— start DATA EXCERPTS —

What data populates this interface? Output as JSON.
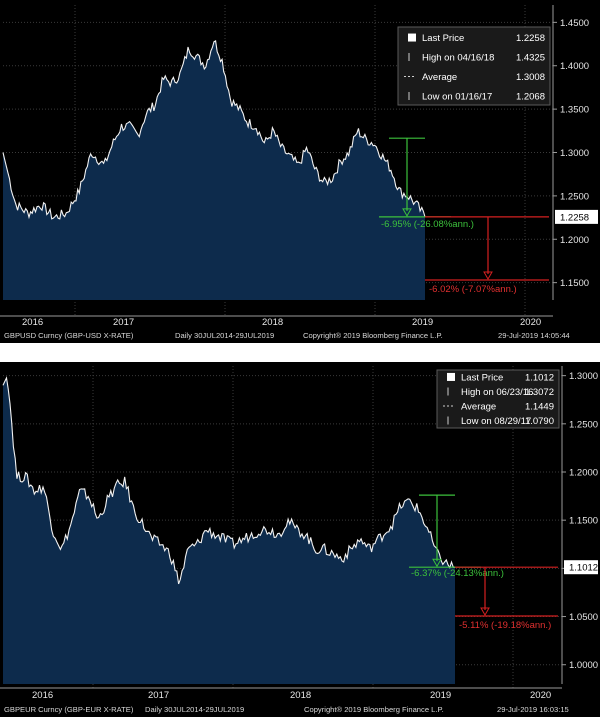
{
  "chart_data": [
    {
      "type": "area",
      "footer": {
        "ticker": "GBPUSD Curncy (GBP-USD X-RATE)",
        "range": "Daily 30JUL2014-29JUL2019",
        "copyright": "Copyright® 2019 Bloomberg Finance L.P.",
        "timestamp": "29-Jul-2019 14:05:44"
      },
      "x_labels": [
        "2016",
        "2017",
        "2018",
        "2019",
        "2020"
      ],
      "y_ticks": [
        "1.4500",
        "1.4000",
        "1.3500",
        "1.3000",
        "1.2500",
        "1.2000",
        "1.1500"
      ],
      "ylim": [
        1.13,
        1.47
      ],
      "legend": {
        "last_price_label": "Last Price",
        "last_price_value": "1.2258",
        "high_label": "High on 04/16/18",
        "high_value": "1.4325",
        "average_label": "Average",
        "average_value": "1.3008",
        "low_label": "Low on 01/16/17",
        "low_value": "1.2068"
      },
      "last_price_tag": "1.2258",
      "annotation_green": "-6.95% (-26.08%ann.)",
      "annotation_red": "-6.02% (-7.07%ann.)",
      "series": [
        {
          "x": [
            0.0,
            0.03,
            0.06,
            0.09,
            0.12,
            0.15,
            0.18,
            0.21,
            0.24,
            0.26,
            0.28,
            0.3,
            0.32,
            0.34,
            0.36,
            0.38,
            0.4,
            0.42,
            0.44,
            0.46,
            0.48,
            0.5,
            0.52,
            0.54,
            0.56,
            0.58,
            0.6,
            0.62,
            0.64,
            0.66,
            0.68,
            0.7,
            0.72,
            0.74,
            0.76,
            0.78,
            0.8,
            0.82,
            0.84,
            0.86,
            0.88,
            0.9,
            0.92,
            0.94,
            0.96,
            0.98,
            1.0
          ],
          "values": [
            1.3,
            1.24,
            1.23,
            1.24,
            1.225,
            1.23,
            1.255,
            1.3,
            1.285,
            1.31,
            1.33,
            1.33,
            1.32,
            1.345,
            1.355,
            1.385,
            1.38,
            1.39,
            1.42,
            1.41,
            1.4,
            1.43,
            1.405,
            1.36,
            1.35,
            1.335,
            1.33,
            1.31,
            1.325,
            1.305,
            1.295,
            1.285,
            1.305,
            1.28,
            1.265,
            1.27,
            1.29,
            1.3,
            1.325,
            1.315,
            1.31,
            1.295,
            1.28,
            1.255,
            1.25,
            1.24,
            1.2258
          ]
        }
      ]
    },
    {
      "type": "area",
      "footer": {
        "ticker": "GBPEUR Curncy (GBP-EUR X-RATE)",
        "range": "Daily 30JUL2014-29JUL2019",
        "copyright": "Copyright® 2019 Bloomberg Finance L.P.",
        "timestamp": "29-Jul-2019 16:03:15"
      },
      "x_labels": [
        "2016",
        "2017",
        "2018",
        "2019",
        "2020"
      ],
      "y_ticks": [
        "1.3000",
        "1.2500",
        "1.2000",
        "1.1500",
        "1.1000",
        "1.0500",
        "1.0000"
      ],
      "ylim": [
        0.98,
        1.31
      ],
      "legend": {
        "last_price_label": "Last Price",
        "last_price_value": "1.1012",
        "high_label": "High on 06/23/16",
        "high_value": "1.3072",
        "average_label": "Average",
        "average_value": "1.1449",
        "low_label": "Low on 08/29/17",
        "low_value": "1.0790"
      },
      "last_price_tag": "1.1012",
      "annotation_green": "-6.37% (-24.13%ann.)",
      "annotation_red": "-5.11% (-19.18%ann.)",
      "series": [
        {
          "x": [
            0.0,
            0.01,
            0.03,
            0.05,
            0.07,
            0.09,
            0.11,
            0.13,
            0.15,
            0.17,
            0.19,
            0.21,
            0.23,
            0.25,
            0.27,
            0.29,
            0.31,
            0.33,
            0.35,
            0.37,
            0.39,
            0.41,
            0.43,
            0.45,
            0.47,
            0.49,
            0.51,
            0.53,
            0.55,
            0.57,
            0.59,
            0.61,
            0.63,
            0.65,
            0.67,
            0.69,
            0.71,
            0.73,
            0.75,
            0.77,
            0.79,
            0.81,
            0.83,
            0.86,
            0.88,
            0.9,
            0.92,
            0.94,
            0.96,
            0.98,
            1.0
          ],
          "values": [
            1.29,
            1.3,
            1.195,
            1.195,
            1.18,
            1.185,
            1.14,
            1.12,
            1.145,
            1.18,
            1.175,
            1.15,
            1.17,
            1.185,
            1.19,
            1.16,
            1.145,
            1.13,
            1.125,
            1.115,
            1.085,
            1.12,
            1.125,
            1.14,
            1.135,
            1.13,
            1.125,
            1.13,
            1.135,
            1.14,
            1.14,
            1.135,
            1.15,
            1.14,
            1.135,
            1.12,
            1.12,
            1.115,
            1.11,
            1.12,
            1.13,
            1.12,
            1.13,
            1.145,
            1.165,
            1.17,
            1.16,
            1.14,
            1.115,
            1.105,
            1.1012
          ]
        }
      ]
    }
  ]
}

— end DATA EXCERPTS —

AIM OF THE TASK:
Nothing in the entries above should change when they are printed again, except that the pictures are dropped.

RESPONSE TO THIS EXERCISE:
What data populates this interface? Output as JSON.
{
  "chart_data": [
    {
      "type": "area",
      "footer": {
        "ticker": "GBPUSD Curncy (GBP-USD X-RATE)",
        "range": "Daily 30JUL2014-29JUL2019",
        "copyright": "Copyright® 2019 Bloomberg Finance L.P.",
        "timestamp": "29-Jul-2019 14:05:44"
      },
      "x_labels": [
        "2016",
        "2017",
        "2018",
        "2019",
        "2020"
      ],
      "y_ticks": [
        "1.4500",
        "1.4000",
        "1.3500",
        "1.3000",
        "1.2500",
        "1.2000",
        "1.1500"
      ],
      "ylim": [
        1.13,
        1.47
      ],
      "legend": {
        "last_price_label": "Last Price",
        "last_price_value": "1.2258",
        "high_label": "High on 04/16/18",
        "high_value": "1.4325",
        "average_label": "Average",
        "average_value": "1.3008",
        "low_label": "Low on 01/16/17",
        "low_value": "1.2068"
      },
      "last_price_tag": "1.2258",
      "annotation_green": "-6.95% (-26.08%ann.)",
      "annotation_red": "-6.02% (-7.07%ann.)",
      "series": [
        {
          "x": [
            0.0,
            0.03,
            0.06,
            0.09,
            0.12,
            0.15,
            0.18,
            0.21,
            0.24,
            0.26,
            0.28,
            0.3,
            0.32,
            0.34,
            0.36,
            0.38,
            0.4,
            0.42,
            0.44,
            0.46,
            0.48,
            0.5,
            0.52,
            0.54,
            0.56,
            0.58,
            0.6,
            0.62,
            0.64,
            0.66,
            0.68,
            0.7,
            0.72,
            0.74,
            0.76,
            0.78,
            0.8,
            0.82,
            0.84,
            0.86,
            0.88,
            0.9,
            0.92,
            0.94,
            0.96,
            0.98,
            1.0
          ],
          "values": [
            1.3,
            1.24,
            1.23,
            1.24,
            1.225,
            1.23,
            1.255,
            1.3,
            1.285,
            1.31,
            1.33,
            1.33,
            1.32,
            1.345,
            1.355,
            1.385,
            1.38,
            1.39,
            1.42,
            1.41,
            1.4,
            1.43,
            1.405,
            1.36,
            1.35,
            1.335,
            1.33,
            1.31,
            1.325,
            1.305,
            1.295,
            1.285,
            1.305,
            1.28,
            1.265,
            1.27,
            1.29,
            1.3,
            1.325,
            1.315,
            1.31,
            1.295,
            1.28,
            1.255,
            1.25,
            1.24,
            1.2258
          ]
        }
      ]
    },
    {
      "type": "area",
      "footer": {
        "ticker": "GBPEUR Curncy (GBP-EUR X-RATE)",
        "range": "Daily 30JUL2014-29JUL2019",
        "copyright": "Copyright® 2019 Bloomberg Finance L.P.",
        "timestamp": "29-Jul-2019 16:03:15"
      },
      "x_labels": [
        "2016",
        "2017",
        "2018",
        "2019",
        "2020"
      ],
      "y_ticks": [
        "1.3000",
        "1.2500",
        "1.2000",
        "1.1500",
        "1.1000",
        "1.0500",
        "1.0000"
      ],
      "ylim": [
        0.98,
        1.31
      ],
      "legend": {
        "last_price_label": "Last Price",
        "last_price_value": "1.1012",
        "high_label": "High on 06/23/16",
        "high_value": "1.3072",
        "average_label": "Average",
        "average_value": "1.1449",
        "low_label": "Low on 08/29/17",
        "low_value": "1.0790"
      },
      "last_price_tag": "1.1012",
      "annotation_green": "-6.37% (-24.13%ann.)",
      "annotation_red": "-5.11% (-19.18%ann.)",
      "series": [
        {
          "x": [
            0.0,
            0.01,
            0.03,
            0.05,
            0.07,
            0.09,
            0.11,
            0.13,
            0.15,
            0.17,
            0.19,
            0.21,
            0.23,
            0.25,
            0.27,
            0.29,
            0.31,
            0.33,
            0.35,
            0.37,
            0.39,
            0.41,
            0.43,
            0.45,
            0.47,
            0.49,
            0.51,
            0.53,
            0.55,
            0.57,
            0.59,
            0.61,
            0.63,
            0.65,
            0.67,
            0.69,
            0.71,
            0.73,
            0.75,
            0.77,
            0.79,
            0.81,
            0.83,
            0.86,
            0.88,
            0.9,
            0.92,
            0.94,
            0.96,
            0.98,
            1.0
          ],
          "values": [
            1.29,
            1.3,
            1.195,
            1.195,
            1.18,
            1.185,
            1.14,
            1.12,
            1.145,
            1.18,
            1.175,
            1.15,
            1.17,
            1.185,
            1.19,
            1.16,
            1.145,
            1.13,
            1.125,
            1.115,
            1.085,
            1.12,
            1.125,
            1.14,
            1.135,
            1.13,
            1.125,
            1.13,
            1.135,
            1.14,
            1.14,
            1.135,
            1.15,
            1.14,
            1.135,
            1.12,
            1.12,
            1.115,
            1.11,
            1.12,
            1.13,
            1.12,
            1.13,
            1.145,
            1.165,
            1.17,
            1.16,
            1.14,
            1.115,
            1.105,
            1.1012
          ]
        }
      ]
    }
  ]
}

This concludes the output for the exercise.